* Begin SELECTED EXCERPT *
The production marks a major off-Broadway success for Jenny Rachel Weiner, GSAS ’14, who was a member of the MFA program’s first graduating class. Her play Kingdom Come will kick off the 2016-17 season at Roundabout.

“This kind of accomplishment is extremely difficult,” said Elliott Fox, co-director of the Fordham/Primary Stages playwriting MFA program. “The field of playwriting is tenuous at best. There’s no way anyone, particularly an early-career writer, can guarantee that an established organization will take interest in her work.

"Jenny

Jenny Rachel Weiner
(Photo by Eileen Meny)

Kingdom Come, which tells the story of two lonely women who venture into the world of online dating, will run from Oct. 7 through Dec. 18 at Roundabout’s Harold & Miriam Steinberg Center for Theatre.

In addition, Weiner’s play Horse Girls, was recently picked up by Samuel French, the largest publisher of plays and musicals. Weiner wrote Horse Girls, a dark comedy surrounding the insecure and obsessive world of pre-teen girls, while she was a Fordham student.

“What’s remarkable about Jenny is that she’s self-motivated. She was able to take everything she’d learned both in the MFA program and prior to joining the program and begin to develop this relationship with Roundabout,” Fox said. “We [in the program]knew the potential Jenny had and we were excited about her talent.”
* End SELECTED EXCERPT *
* Begin RECORD SET *
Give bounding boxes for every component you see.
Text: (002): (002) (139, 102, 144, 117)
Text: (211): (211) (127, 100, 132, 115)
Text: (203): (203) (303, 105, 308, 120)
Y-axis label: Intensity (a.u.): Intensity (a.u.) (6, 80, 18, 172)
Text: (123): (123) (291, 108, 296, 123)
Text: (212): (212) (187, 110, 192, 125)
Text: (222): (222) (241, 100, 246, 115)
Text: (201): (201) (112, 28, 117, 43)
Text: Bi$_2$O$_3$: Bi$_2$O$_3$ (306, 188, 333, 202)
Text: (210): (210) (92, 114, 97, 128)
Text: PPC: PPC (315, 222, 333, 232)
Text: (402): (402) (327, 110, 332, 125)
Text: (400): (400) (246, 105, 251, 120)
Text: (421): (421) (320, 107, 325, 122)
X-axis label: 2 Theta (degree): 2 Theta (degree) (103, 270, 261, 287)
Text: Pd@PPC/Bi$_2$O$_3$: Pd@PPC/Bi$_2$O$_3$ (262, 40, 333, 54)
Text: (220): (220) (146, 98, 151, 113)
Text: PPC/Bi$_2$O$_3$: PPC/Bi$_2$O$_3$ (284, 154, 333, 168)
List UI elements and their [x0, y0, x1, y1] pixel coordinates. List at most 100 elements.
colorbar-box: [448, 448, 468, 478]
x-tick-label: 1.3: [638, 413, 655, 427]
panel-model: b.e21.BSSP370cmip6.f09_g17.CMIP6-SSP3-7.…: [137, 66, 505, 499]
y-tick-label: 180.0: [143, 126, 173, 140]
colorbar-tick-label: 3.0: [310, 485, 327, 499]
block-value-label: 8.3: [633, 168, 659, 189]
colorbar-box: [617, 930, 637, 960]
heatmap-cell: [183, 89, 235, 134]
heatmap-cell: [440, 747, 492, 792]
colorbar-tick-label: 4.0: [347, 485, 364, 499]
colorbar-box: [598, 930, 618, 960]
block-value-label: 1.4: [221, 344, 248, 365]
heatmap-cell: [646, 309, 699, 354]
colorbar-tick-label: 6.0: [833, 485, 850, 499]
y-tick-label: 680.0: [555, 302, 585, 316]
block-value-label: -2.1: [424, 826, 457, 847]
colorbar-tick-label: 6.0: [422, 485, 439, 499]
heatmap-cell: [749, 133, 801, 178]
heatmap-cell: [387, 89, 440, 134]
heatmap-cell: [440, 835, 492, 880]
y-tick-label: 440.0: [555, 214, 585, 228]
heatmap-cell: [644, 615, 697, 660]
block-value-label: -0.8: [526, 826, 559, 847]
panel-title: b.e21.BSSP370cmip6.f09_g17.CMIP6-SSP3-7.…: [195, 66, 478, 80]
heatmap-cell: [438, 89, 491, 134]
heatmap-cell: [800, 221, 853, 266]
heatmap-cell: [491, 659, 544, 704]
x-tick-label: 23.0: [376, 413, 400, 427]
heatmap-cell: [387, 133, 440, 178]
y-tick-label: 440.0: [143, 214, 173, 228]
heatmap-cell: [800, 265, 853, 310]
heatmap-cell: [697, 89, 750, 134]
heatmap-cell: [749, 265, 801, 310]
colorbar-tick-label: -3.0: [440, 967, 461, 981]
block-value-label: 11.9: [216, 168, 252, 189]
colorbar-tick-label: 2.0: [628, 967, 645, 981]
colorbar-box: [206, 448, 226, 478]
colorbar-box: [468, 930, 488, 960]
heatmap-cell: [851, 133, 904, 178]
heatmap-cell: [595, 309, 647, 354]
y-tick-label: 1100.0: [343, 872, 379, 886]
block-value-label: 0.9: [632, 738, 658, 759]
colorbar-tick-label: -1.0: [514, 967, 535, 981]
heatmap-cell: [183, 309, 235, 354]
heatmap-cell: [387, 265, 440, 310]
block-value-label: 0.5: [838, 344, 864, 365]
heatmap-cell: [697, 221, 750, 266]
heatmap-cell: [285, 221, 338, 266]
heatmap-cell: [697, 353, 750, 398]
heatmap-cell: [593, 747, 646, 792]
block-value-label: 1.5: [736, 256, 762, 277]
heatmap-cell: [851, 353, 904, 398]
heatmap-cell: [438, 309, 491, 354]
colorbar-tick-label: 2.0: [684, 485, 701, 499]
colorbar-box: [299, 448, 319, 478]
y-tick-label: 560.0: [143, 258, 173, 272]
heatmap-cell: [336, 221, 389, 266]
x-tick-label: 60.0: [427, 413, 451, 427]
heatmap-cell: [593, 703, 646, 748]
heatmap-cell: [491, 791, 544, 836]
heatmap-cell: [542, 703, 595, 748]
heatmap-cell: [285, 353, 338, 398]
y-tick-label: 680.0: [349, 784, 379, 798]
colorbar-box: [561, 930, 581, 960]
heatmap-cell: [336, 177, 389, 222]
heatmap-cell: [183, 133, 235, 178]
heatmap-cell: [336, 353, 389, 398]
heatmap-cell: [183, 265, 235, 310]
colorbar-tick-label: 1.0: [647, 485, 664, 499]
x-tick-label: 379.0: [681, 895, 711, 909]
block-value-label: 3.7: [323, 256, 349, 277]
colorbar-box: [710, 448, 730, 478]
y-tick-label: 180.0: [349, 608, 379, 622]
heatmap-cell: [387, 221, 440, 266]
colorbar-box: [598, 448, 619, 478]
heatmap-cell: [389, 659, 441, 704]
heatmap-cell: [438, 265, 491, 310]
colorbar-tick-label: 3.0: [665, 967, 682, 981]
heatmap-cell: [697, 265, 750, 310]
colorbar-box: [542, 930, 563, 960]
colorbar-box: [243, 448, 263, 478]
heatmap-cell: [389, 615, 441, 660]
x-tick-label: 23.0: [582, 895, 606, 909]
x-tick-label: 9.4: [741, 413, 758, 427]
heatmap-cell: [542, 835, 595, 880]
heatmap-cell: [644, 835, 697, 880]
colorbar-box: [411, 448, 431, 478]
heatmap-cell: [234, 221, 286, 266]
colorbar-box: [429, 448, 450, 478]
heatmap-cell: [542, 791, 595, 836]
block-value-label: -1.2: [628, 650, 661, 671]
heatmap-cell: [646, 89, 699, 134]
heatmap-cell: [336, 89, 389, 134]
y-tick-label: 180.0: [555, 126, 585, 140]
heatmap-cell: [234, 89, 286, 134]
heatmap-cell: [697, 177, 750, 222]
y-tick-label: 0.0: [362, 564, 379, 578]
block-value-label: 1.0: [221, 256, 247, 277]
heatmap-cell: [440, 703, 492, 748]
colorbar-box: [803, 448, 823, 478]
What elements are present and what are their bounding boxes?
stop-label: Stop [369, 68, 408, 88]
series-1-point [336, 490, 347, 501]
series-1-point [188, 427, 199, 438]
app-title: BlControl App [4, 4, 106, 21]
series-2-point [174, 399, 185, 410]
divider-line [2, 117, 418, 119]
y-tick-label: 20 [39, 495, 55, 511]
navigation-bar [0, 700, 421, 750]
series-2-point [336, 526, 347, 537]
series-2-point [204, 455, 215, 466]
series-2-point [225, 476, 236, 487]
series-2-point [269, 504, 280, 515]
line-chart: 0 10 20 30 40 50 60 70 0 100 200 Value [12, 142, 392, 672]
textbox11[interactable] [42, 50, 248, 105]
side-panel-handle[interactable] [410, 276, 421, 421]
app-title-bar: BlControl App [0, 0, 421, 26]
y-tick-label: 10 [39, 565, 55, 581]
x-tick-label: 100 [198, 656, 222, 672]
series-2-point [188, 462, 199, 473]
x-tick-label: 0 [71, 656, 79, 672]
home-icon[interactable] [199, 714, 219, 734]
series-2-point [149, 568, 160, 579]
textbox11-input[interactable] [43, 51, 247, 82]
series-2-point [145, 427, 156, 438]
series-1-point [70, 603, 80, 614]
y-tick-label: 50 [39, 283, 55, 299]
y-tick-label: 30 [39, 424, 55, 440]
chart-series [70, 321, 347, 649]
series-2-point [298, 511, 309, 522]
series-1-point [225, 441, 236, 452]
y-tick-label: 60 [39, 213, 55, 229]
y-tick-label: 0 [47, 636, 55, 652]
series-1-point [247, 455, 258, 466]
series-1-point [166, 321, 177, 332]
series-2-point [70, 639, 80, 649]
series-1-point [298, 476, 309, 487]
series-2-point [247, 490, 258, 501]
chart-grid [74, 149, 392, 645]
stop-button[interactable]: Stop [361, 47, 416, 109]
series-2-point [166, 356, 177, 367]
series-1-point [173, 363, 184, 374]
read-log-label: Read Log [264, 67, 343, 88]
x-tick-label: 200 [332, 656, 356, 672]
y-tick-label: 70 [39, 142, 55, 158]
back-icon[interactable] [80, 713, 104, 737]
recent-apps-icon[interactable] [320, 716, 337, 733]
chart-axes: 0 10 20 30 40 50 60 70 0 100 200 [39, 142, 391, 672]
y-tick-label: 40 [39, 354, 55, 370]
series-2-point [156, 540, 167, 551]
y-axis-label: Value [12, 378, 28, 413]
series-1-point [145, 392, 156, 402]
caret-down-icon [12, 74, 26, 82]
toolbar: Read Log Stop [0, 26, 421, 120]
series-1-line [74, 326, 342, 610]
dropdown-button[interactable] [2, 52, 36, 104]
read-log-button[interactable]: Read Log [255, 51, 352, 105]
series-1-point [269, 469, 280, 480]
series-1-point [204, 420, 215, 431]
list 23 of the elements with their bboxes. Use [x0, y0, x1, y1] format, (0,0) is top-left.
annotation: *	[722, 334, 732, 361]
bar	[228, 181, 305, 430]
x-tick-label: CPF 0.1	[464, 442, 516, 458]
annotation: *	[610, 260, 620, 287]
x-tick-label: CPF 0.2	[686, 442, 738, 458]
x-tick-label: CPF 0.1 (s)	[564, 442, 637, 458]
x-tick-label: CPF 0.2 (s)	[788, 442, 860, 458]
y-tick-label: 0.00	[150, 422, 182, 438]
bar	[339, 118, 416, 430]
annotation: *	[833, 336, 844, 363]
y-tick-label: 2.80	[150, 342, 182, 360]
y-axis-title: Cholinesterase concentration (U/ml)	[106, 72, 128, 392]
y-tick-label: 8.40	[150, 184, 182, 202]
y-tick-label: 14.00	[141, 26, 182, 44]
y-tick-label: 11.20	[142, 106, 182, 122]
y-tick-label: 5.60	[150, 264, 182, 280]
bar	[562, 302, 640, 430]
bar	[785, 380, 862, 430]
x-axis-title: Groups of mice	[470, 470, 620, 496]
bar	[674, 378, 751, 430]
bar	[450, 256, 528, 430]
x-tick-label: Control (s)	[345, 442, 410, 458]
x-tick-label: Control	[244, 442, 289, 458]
* End RECORD SET *
### [PROBLEM TO SOLVE]
From the article on Jenny Rachel Weiner's plays, quote the stretch from "The production marks" through "by Eileen Meny)".

### [SOLVED EXERCISE]
The production marks a major off-Broadway success for Jenny Rachel Weiner, GSAS ’14, who was a member of the MFA program’s first graduating class. Her play Kingdom Come will kick off the 2016-17 season at Roundabout.

“This kind of accomplishment is extremely difficult,” said Elliott Fox, co-director of the Fordham/Primary Stages playwriting MFA program. “The field of playwriting is tenuous at best. There’s no way anyone, particularly an early-career writer, can guarantee that an established organization will take interest in her work.

"Jenny

Jenny Rachel Weiner
(Photo by Eileen Meny)